Dataset entries
= = =

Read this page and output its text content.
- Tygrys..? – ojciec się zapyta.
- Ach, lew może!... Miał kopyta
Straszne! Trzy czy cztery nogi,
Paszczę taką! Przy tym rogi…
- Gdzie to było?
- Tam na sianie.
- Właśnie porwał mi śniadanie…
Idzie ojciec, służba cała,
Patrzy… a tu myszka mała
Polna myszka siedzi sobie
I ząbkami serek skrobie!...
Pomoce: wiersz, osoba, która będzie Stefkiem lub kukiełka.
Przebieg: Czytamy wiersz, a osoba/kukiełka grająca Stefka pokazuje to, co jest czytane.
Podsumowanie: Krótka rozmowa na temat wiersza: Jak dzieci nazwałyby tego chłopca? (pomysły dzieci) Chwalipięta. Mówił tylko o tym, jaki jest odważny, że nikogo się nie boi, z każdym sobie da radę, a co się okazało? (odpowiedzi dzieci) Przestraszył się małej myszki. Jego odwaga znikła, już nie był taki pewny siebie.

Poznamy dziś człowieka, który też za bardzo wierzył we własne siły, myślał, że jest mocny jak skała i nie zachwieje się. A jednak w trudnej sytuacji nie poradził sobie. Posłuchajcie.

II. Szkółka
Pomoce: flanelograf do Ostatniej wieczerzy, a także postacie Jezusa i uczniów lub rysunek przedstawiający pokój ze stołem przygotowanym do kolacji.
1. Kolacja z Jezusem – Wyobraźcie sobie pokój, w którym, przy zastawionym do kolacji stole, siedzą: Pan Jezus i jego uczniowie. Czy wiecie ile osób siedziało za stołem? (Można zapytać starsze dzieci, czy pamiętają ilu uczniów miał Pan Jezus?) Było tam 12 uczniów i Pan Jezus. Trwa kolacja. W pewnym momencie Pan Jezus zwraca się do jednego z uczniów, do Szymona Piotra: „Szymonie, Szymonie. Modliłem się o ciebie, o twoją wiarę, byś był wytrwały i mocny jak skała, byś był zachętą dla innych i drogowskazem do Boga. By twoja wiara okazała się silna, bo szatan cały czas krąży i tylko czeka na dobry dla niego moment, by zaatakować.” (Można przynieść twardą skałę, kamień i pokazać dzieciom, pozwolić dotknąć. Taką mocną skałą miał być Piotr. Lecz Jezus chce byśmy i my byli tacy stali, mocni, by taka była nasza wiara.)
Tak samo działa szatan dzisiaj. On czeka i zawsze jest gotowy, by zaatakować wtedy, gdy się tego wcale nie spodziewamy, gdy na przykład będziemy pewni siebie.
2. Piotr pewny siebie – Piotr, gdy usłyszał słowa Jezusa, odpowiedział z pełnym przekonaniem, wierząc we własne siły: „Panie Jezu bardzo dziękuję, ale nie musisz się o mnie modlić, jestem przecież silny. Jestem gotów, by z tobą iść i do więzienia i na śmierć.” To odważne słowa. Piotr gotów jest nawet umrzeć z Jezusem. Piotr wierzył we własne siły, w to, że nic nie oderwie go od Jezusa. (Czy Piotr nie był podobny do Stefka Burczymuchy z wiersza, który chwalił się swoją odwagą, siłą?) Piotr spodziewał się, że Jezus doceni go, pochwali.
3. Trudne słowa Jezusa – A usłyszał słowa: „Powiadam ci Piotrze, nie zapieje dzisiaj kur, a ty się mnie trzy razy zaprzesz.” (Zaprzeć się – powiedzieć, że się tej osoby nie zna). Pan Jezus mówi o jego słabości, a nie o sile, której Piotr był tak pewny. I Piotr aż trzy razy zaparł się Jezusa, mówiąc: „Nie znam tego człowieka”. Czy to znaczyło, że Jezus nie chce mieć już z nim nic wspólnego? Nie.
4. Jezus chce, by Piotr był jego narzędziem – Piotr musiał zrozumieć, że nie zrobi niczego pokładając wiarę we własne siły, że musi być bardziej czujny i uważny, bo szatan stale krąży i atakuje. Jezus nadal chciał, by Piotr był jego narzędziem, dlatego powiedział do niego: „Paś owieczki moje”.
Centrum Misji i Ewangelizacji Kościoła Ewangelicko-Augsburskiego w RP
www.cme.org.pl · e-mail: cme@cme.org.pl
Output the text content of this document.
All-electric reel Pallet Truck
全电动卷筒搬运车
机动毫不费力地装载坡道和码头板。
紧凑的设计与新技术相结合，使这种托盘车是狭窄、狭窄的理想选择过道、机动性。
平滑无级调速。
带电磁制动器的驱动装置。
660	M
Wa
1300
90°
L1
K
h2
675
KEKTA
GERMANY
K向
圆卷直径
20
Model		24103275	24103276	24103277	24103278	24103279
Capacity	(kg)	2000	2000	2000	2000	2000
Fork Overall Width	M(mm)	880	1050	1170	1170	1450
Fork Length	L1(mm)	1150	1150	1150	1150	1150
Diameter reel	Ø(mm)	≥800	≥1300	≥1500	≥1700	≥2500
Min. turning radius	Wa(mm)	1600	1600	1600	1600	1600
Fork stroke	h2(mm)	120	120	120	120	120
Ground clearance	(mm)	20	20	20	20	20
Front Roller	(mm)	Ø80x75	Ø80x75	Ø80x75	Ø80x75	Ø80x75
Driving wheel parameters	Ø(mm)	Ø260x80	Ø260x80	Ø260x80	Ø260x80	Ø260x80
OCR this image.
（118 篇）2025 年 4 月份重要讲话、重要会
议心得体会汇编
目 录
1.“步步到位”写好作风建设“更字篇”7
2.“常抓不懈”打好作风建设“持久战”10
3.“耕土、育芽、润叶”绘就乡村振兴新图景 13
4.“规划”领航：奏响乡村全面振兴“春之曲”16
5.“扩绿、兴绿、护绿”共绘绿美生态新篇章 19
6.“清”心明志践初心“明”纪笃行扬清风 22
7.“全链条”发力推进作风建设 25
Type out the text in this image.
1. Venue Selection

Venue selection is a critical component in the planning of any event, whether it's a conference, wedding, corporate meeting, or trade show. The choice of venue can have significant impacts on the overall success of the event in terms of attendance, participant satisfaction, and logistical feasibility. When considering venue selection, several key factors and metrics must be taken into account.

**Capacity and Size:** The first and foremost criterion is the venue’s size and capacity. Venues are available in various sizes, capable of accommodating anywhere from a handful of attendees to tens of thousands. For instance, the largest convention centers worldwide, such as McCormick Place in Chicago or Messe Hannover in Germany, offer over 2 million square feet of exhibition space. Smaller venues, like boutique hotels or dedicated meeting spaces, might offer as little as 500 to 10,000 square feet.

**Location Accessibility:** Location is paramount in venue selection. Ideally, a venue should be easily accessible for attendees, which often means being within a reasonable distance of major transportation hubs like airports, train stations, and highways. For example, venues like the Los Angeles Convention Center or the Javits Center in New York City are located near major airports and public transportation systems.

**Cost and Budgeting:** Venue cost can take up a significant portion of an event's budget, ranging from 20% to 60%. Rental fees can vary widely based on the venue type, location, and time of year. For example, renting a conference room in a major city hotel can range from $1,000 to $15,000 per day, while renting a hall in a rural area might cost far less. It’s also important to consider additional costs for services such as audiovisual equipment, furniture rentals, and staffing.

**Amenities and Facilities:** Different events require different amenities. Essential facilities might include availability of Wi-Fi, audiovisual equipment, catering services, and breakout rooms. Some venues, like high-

= = =

_PROBLEM_. Tally every line of the data that holds the word "content" and write the count alone.

_RESPONSE TO THIS EXERCISE_. 2